説明

鉄道車両用のドア構造

【課題】車体とドアとの結合強度を高めることができる鉄道車両用のドア構造を提供する。
【解決手段】ドア構造は、側構体に配置された引き戸式のものであり、車体の骨格構造として車体前後方向に沿って延びるよう設けられ上下方向に並置された一対の縦通部材3,3と、縦通部材3に沿って移動可能に設けられたドア6と、を備えている。このドア6の少なくとも一部は、幅方向から挟持されるよう縦通部材3に入り込んでいることから、例えば幅方向からドアに荷重が加わっても、かかる荷重を一対の縦通部材3に確実に伝えて車体とドア6とが外れないよう逃がすことができる。

【発明の詳細な説明】
【技術分野】
【0001】
本発明は、鉄道車両用のドア構造に関する。
【背景技術】
【0002】
従来の鉄道車両用のドア構造としては、例えば特許文献1に記載されているように、鉄道車両の側構体に配置された引き戸式のものが知られている。この鉄道車両用のドア構造では、継手部材の溶接痕が側構体における外板パネルに生じるのを抑制することで、ドア開閉装置を取り付ける際の歪みを抑制すると共に、側構体におけるドア上方部分の剛性を向上させることが図られている。
【先行技術文献】
【特許文献】
【0003】
【特許文献1】特開2008−247264号公報
【発明の概要】
【発明が解決しようとする課題】
【0004】
ところで、上述したような鉄道車両用のドア構造では、例えば図7に示すように、車両前後方向に延びる断面L字状のガイドレール101が、側構体102のドア枠部材の上部103に固定されている。また、車両前後方向に延びるガイド溝104が、床板105に形成されている。そして、ドア106の上部に取り付けられたローラ107がガイドレール101に吊り下げられると共に、ドア106の下部に設けられたローラ108がガイド溝104に係合される。これにより、ドア106がガイドレール101及びガイド溝104に沿って移動可能に構成されることとなる。
【0005】
このように構成された鉄道車両用のドア構造では、近年、その強度向上のニーズが高まっており、例えば車体幅方向からドアに荷重が加わった場合においてもドアが車体から容易に外れないように、車体とドアとの結合強度を高めることが強く望まれている。
【0006】
そこで、本発明は、車体とドアとの結合強度を高めることができる鉄道車両用のドア構造を提供することを課題とする。
【課題を解決するための手段】
【0007】
上記課題を達成するため、本発明に係る鉄道車両用のドア構造は、鉄道車両の側構体に配置された引き戸式のドア構造であって、車体の骨格構造として車体前後方向に沿って延びるよう設けられ、車体上下方向に並置された一対の縦通部材と、一対の縦通部材に沿って移動可能に設けられたドアと、を備え、ドアは、その少なくとも一部が車体幅方向から挟持されるよう一対の縦通部材に入り込んでいることを特徴とする。
【0008】
この鉄道車両用のドア構造では、ドアの少なくとも一部が車体幅方向から挟持されるよう縦通部材に入り込んでいることから、例えば車体幅方向からドアに荷重が加わっても、かかる荷重を一対の縦通部材に確実に伝えて車体とドアとが外れないよう逃がすことができる。従って、本発明によれば、車体とドアとの結合強度を高めることが可能となる。
#####
作業項目:
1: 鉄道車両用ドア構造に関する提示文から、次の一文を英語に訳しなさい。「そこで、本発明は、車体とドアとの結合強度を高めることができる鉄道車両用のドア構造を提供することを課題とする。」
2: 鉄道車両用ドア構造に関する提示文を、最後の文の後から続けて書きなさい。
この後に置くデータは、提示文とは別個の資料だ。
#####
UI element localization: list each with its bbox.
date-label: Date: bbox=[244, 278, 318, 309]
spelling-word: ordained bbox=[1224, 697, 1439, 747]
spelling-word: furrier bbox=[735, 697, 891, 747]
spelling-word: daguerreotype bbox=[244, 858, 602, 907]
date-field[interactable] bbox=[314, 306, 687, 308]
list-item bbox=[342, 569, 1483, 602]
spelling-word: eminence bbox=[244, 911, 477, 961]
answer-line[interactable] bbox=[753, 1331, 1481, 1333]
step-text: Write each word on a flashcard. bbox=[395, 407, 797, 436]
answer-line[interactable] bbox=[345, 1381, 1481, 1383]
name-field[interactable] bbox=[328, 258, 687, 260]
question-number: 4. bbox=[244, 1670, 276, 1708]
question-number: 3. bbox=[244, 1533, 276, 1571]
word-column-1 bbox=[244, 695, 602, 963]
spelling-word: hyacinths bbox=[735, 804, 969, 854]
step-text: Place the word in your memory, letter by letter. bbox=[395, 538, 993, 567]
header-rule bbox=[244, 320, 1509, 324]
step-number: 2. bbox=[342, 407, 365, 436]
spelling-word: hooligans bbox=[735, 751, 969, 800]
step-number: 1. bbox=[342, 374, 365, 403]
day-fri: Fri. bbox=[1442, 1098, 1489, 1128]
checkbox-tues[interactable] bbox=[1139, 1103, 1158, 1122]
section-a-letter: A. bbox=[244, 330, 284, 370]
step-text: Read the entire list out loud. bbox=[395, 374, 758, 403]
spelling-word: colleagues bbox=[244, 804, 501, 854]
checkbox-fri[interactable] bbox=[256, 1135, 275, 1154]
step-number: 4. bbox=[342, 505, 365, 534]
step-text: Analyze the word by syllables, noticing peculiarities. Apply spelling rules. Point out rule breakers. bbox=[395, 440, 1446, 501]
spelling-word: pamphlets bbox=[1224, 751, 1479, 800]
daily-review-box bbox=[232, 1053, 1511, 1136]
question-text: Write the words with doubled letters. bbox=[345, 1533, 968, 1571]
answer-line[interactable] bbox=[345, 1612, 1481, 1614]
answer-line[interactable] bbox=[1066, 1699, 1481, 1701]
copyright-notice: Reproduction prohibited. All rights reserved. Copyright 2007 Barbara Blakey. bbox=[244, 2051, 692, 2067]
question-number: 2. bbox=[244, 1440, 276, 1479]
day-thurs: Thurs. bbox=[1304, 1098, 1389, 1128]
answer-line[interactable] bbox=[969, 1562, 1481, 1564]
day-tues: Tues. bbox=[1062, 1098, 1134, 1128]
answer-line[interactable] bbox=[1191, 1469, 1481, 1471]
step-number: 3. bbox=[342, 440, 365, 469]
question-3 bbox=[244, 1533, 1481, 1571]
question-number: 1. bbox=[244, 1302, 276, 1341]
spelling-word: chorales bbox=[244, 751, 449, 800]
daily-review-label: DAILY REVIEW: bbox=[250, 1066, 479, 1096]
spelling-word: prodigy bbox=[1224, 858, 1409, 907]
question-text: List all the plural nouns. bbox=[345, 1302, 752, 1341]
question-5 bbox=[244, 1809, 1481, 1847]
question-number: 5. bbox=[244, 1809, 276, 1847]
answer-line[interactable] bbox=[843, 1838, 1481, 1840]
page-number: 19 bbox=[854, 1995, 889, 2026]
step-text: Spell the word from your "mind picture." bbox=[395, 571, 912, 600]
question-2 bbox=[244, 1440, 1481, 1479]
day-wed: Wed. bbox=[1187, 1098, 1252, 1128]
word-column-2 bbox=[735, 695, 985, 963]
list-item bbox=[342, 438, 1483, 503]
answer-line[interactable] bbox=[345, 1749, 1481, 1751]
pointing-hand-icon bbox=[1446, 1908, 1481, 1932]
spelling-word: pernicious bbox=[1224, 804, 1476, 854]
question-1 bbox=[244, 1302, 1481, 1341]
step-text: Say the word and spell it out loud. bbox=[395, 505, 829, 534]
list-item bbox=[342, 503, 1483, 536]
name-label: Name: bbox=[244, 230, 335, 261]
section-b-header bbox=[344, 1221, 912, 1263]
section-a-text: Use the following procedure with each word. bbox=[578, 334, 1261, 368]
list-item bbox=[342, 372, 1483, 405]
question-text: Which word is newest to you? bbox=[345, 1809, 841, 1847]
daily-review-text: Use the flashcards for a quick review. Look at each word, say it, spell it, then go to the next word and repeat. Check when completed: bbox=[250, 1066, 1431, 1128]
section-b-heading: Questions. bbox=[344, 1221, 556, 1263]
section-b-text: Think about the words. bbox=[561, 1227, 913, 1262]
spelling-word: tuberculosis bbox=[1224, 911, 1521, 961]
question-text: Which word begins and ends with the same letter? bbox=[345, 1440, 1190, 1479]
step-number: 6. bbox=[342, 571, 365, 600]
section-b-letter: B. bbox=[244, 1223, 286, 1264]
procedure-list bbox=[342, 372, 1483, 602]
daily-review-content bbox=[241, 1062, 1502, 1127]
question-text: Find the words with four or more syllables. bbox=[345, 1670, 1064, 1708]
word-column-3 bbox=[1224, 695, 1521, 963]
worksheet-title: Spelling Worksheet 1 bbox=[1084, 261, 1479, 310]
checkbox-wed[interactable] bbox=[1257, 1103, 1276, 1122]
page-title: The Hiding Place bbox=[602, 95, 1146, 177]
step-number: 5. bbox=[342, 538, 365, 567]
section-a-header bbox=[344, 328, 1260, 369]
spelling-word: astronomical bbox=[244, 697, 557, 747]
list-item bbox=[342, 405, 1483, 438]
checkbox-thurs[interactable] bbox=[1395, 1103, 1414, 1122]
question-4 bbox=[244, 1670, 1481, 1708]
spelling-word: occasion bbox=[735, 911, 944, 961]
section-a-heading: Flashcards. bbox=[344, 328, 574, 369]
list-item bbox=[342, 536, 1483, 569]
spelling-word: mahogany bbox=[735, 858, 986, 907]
#####
想定解答:
1: Accordingly, an object of the present invention is to provide a door structure for a railway vehicle that can increase the coupling strength between the vehicle body and the door.

2:
【0009】
また、ドアは、車体上下方向に沿って延びるよう設けられた骨部材を含んでおり、当該骨部材が一対の縦通部材に入り込んでいることが好ましい。この場合、ドア自体の剛性を高めつつ、車体とドアとの結合強度を好適に高めることができる。
【0010】
このとき、骨部材は、一対の縦通部材間における車体上下方向の距離よりも長い長さを有しており、骨部材の上端部は、一対の縦通部材のうち上方の縦通部材に入り込んでいると共に、骨部材の下端部は、一対の縦通部材のうち下方の縦通部材に入り込んでいることが好ましい。この場合、ドア自体の剛性を一層高めつつ、車体とドアとの結合強度を一層好適に高めることが可能となる。
【0011】
また、車体の骨格構造として車体の横断面内で環状に延びるよう設けられ、一対の縦通部材と結合された環状部材をさらに備えたことが好ましい。この場合、ドアから一対の縦通部材に逃がした荷重を、環状部材へとさらに伝えて逃がすことができ、荷重を効果的に分散させることが可能となる。加えて、車体幅方向からの荷重に対する車体の剛性を特に高めることができる。
【発明の効果】
【0012】
本発明によれば、車体とドアとの結合強度を高めることが可能となる。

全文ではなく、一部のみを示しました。